-- Start SOURCE MATERIAL --

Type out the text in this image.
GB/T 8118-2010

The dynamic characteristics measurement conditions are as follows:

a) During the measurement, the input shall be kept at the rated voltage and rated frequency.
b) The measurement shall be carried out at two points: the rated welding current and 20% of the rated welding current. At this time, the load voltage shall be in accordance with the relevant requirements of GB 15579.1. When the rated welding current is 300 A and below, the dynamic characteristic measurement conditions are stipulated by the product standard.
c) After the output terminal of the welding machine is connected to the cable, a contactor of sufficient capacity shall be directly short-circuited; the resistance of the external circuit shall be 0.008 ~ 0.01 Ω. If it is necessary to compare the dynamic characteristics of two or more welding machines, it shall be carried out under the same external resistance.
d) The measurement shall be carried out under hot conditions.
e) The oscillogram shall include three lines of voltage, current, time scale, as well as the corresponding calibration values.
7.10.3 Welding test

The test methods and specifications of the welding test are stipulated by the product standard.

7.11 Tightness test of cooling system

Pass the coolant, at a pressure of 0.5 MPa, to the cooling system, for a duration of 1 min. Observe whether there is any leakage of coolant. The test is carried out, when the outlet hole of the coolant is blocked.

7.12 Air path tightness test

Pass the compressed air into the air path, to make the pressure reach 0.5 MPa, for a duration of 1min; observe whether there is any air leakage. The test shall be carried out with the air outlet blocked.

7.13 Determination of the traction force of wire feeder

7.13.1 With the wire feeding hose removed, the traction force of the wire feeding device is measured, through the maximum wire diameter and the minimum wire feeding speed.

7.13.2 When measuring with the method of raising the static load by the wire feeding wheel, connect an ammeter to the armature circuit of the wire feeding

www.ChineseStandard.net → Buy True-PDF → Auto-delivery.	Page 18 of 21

-- End SOURCE MATERIAL --
-- Start SOURCE MATERIAL --

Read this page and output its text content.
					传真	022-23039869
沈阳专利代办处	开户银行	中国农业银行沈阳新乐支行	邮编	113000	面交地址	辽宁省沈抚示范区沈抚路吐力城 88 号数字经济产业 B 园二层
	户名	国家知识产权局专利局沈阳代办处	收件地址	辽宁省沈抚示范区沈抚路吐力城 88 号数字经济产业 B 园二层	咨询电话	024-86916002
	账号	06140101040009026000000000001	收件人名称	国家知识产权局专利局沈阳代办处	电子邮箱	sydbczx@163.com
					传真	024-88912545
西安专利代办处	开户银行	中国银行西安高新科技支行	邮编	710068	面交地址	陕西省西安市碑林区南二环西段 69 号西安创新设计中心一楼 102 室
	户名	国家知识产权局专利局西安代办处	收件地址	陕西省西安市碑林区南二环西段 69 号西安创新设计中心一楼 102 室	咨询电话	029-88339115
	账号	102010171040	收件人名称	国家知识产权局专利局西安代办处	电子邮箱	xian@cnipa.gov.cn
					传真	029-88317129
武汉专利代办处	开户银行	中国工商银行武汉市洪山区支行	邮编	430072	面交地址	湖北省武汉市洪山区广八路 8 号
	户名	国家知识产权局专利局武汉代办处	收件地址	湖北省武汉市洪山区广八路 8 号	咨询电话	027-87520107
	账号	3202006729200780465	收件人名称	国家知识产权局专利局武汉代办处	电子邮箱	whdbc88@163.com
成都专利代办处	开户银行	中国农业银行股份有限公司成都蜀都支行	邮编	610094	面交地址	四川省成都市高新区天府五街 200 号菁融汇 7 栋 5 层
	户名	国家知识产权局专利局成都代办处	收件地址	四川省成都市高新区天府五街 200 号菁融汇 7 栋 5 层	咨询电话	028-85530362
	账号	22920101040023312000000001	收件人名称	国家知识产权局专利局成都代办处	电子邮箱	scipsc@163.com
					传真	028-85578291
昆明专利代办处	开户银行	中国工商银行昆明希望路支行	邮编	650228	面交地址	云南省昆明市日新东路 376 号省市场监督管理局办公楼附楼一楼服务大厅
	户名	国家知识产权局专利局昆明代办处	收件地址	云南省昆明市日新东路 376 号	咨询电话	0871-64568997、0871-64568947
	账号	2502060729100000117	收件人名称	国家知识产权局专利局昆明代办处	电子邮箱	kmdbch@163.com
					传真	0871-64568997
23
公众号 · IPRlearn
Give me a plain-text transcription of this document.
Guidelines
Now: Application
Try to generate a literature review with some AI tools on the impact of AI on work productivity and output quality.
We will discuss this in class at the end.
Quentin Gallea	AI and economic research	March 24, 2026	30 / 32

-- End SOURCE MATERIAL --

## TASK BRIEF
Go through the records. Copy each line where "电子邮箱" appears.

## CORRECT RESULT
	账号	06140101040009026000000000001	收件人名称	国家知识产权局专利局沈阳代办处	电子邮箱	sydbczx@163.com
	账号	102010171040	收件人名称	国家知识产权局专利局西安代办处	电子邮箱	xian@cnipa.gov.cn
	账号	3202006729200780465	收件人名称	国家知识产权局专利局武汉代办处	电子邮箱	whdbc88@163.com
	账号	22920101040023312000000001	收件人名称	国家知识产权局专利局成都代办处	电子邮箱	scipsc@163.com
	账号	2502060729100000117	收件人名称	国家知识产权局专利局昆明代办处	电子邮箱	kmdbch@163.com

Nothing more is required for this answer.